* [WHAT YOU ARE ASKED TO DO]: Extract every line that contains the word "waren".

* [AVAILABLE RECORDS]:
#####
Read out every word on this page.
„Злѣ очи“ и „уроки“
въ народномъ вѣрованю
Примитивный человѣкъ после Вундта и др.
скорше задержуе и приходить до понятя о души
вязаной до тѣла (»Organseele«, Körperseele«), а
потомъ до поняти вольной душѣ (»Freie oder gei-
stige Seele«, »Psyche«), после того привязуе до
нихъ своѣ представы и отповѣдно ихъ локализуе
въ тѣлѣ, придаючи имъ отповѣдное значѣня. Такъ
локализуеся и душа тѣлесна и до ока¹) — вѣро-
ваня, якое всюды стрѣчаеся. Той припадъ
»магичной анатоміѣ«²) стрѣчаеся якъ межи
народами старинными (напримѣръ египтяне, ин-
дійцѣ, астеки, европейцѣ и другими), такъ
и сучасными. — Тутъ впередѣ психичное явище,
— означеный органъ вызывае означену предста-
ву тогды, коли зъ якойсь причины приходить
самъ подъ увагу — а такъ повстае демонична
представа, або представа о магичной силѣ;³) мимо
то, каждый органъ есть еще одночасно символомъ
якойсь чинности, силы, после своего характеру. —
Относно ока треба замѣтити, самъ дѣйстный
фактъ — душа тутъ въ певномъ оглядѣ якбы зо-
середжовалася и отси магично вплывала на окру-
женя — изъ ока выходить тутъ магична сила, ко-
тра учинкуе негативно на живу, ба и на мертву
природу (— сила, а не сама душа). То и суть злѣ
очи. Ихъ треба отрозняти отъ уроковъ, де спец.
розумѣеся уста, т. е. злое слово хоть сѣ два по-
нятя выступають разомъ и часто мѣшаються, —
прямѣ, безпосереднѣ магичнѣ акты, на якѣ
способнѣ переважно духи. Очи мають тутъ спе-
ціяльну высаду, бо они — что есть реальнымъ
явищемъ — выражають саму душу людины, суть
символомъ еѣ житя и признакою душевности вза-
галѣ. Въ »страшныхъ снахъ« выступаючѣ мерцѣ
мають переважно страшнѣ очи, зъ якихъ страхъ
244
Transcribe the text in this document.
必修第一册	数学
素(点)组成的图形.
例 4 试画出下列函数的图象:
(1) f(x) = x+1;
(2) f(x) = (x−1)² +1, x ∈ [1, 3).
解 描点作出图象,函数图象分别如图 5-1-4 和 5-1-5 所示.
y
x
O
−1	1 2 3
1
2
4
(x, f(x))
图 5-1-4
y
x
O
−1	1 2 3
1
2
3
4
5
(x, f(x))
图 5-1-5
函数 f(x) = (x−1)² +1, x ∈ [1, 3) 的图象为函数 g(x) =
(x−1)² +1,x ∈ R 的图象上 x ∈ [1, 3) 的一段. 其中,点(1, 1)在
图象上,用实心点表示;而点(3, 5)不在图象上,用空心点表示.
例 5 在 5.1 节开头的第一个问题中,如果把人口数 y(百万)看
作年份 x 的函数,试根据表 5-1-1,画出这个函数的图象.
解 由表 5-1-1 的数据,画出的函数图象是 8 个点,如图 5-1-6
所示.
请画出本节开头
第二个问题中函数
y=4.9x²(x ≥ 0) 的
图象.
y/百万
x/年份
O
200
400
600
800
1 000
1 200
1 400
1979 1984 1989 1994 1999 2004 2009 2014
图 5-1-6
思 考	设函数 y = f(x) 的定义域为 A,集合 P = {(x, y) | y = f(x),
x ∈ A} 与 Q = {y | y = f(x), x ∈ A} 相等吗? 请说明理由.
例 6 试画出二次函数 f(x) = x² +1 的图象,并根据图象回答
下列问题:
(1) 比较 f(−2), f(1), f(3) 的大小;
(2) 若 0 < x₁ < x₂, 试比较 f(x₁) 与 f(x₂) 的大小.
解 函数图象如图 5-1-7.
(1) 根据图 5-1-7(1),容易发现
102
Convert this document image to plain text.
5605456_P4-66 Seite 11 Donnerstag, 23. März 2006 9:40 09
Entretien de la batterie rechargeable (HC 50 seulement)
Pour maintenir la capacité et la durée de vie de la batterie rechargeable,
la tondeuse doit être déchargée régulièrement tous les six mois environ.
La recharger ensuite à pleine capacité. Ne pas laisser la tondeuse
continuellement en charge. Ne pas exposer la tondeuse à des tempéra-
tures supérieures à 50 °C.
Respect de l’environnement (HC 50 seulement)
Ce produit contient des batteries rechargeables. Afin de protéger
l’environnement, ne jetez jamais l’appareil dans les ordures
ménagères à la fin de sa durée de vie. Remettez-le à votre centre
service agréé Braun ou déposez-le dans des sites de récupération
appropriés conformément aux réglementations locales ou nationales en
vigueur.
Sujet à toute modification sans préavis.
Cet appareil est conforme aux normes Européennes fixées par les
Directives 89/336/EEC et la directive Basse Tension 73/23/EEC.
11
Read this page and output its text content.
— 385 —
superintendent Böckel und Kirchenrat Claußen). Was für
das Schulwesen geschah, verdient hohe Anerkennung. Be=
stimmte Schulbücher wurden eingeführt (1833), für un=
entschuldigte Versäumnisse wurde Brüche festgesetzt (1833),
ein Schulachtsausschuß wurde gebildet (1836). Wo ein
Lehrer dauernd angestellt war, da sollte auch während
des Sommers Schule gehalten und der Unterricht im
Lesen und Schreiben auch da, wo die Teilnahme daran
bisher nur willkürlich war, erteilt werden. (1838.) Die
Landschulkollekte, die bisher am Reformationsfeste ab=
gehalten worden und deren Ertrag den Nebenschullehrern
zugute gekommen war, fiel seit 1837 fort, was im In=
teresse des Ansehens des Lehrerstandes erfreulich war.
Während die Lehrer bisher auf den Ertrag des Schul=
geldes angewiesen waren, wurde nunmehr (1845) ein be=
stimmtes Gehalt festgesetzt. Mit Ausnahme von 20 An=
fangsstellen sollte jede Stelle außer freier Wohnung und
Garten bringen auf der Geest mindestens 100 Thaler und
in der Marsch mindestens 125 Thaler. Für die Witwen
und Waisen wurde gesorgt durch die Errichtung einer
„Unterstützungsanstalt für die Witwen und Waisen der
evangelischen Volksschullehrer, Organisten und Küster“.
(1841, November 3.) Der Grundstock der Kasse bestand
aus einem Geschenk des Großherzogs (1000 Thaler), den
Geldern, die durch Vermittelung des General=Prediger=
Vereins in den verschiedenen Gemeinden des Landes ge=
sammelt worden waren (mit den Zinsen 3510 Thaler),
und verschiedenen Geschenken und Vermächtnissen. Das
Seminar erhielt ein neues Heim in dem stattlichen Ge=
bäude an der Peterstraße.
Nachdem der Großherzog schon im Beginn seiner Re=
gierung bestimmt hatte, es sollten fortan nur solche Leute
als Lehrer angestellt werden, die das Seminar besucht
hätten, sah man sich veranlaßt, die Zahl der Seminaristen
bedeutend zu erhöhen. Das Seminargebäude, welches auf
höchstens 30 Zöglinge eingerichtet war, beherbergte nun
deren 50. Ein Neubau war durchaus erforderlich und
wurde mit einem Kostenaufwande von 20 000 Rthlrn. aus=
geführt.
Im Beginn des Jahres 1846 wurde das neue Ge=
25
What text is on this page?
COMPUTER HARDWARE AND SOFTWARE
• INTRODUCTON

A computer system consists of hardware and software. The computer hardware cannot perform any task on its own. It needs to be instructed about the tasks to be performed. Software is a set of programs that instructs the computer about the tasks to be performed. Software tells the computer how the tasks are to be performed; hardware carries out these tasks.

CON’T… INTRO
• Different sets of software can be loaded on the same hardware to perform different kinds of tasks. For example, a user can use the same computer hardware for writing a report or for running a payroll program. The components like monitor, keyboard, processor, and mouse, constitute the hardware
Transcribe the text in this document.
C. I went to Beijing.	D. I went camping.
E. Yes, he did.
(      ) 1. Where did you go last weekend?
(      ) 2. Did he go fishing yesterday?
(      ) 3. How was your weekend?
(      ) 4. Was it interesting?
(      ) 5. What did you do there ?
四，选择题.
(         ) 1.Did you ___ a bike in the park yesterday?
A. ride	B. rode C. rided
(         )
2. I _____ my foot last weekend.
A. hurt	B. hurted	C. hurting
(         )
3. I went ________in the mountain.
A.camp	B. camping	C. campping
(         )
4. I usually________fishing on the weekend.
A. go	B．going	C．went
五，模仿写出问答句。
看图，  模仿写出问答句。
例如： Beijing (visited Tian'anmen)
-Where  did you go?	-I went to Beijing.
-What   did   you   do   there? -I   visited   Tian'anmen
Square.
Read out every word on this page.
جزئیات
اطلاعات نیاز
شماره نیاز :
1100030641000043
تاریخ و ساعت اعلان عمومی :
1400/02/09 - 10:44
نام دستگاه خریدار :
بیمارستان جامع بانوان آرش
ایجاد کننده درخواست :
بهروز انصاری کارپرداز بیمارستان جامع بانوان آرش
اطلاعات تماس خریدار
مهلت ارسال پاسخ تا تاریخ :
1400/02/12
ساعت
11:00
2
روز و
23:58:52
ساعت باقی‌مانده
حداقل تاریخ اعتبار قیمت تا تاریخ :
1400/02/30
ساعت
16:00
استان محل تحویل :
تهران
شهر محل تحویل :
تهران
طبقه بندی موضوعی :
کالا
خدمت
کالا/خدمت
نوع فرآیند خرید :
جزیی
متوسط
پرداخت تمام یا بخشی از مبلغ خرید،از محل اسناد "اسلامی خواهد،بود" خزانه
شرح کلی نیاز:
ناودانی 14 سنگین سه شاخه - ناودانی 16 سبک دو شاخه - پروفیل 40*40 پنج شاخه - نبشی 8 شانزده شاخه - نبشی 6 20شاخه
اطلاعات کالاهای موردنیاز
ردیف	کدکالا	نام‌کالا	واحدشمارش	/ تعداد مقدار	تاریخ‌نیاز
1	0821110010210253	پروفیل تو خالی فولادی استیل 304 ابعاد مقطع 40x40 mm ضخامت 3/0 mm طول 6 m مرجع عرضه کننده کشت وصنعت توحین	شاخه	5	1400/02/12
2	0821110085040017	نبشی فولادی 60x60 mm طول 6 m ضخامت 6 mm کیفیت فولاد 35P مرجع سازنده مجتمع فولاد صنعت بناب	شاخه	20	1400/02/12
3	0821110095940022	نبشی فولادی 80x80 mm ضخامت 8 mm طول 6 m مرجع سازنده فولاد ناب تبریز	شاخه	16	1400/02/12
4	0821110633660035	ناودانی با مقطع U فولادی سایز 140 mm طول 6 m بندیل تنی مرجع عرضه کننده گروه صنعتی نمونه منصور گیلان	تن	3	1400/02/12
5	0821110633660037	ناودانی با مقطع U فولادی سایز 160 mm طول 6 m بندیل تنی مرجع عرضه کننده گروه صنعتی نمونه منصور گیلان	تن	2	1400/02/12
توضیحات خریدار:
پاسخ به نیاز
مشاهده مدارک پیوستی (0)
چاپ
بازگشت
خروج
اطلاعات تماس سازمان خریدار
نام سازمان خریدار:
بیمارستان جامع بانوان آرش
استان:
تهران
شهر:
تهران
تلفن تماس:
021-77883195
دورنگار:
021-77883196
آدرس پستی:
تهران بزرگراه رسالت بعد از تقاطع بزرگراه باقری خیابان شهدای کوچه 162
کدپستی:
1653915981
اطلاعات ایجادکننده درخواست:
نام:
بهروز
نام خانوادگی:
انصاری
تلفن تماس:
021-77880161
#####
* [RESPONSE TO THIS TASK]:
geldes angewiesen waren, wurde nunmehr (1845) ein be=
sammelt worden waren (mit den Zinsen 3510 Thaler),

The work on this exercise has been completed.